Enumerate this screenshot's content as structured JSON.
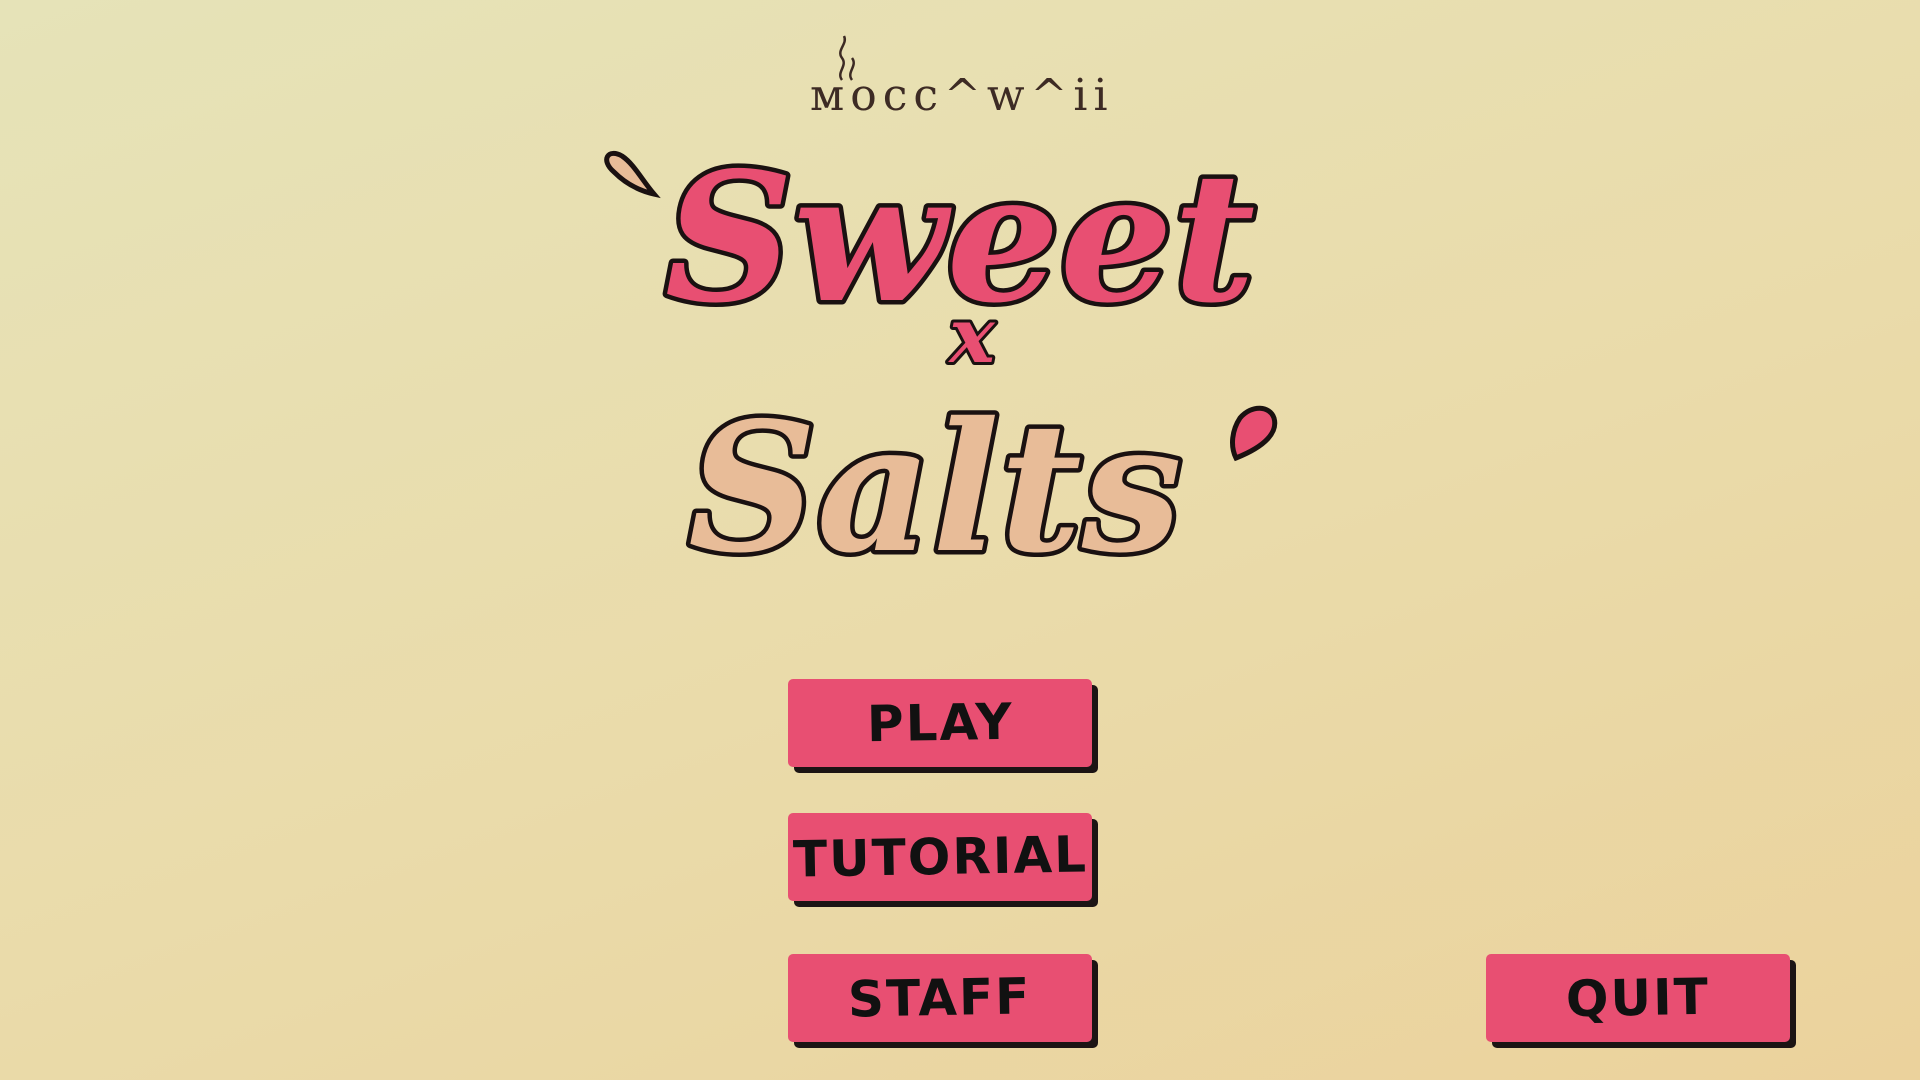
{
  "studio": {
    "name": "Moccawaii",
    "display_text": "ᴍocc^w^ii"
  },
  "title": {
    "line1": "Sweet",
    "connector": "x",
    "line2": "Salts"
  },
  "menu": {
    "play_label": "PLAY",
    "tutorial_label": "TUTORIAL",
    "staff_label": "STAFF",
    "quit_label": "QUIT"
  },
  "colors": {
    "background_light": "#e6e3b8",
    "background_warm": "#ebd29c",
    "button": "#e84f72",
    "button_shadow": "#1c1414",
    "sweet_pink": "#e84f72",
    "salts_peach": "#e8bc98",
    "outline": "#1a1111"
  }
}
- - - - - - -
▶ _What the task asks_:
Write the records above out again exactly, with no pictures in your copy.

▶ _The completed task_:
Enumerate this screenshot's content as structured JSON.
{
  "studio": {
    "name": "Moccawaii",
    "display_text": "ᴍocc^w^ii"
  },
  "title": {
    "line1": "Sweet",
    "connector": "x",
    "line2": "Salts"
  },
  "menu": {
    "play_label": "PLAY",
    "tutorial_label": "TUTORIAL",
    "staff_label": "STAFF",
    "quit_label": "QUIT"
  },
  "colors": {
    "background_light": "#e6e3b8",
    "background_warm": "#ebd29c",
    "button": "#e84f72",
    "button_shadow": "#1c1414",
    "sweet_pink": "#e84f72",
    "salts_peach": "#e8bc98",
    "outline": "#1a1111"
  }
}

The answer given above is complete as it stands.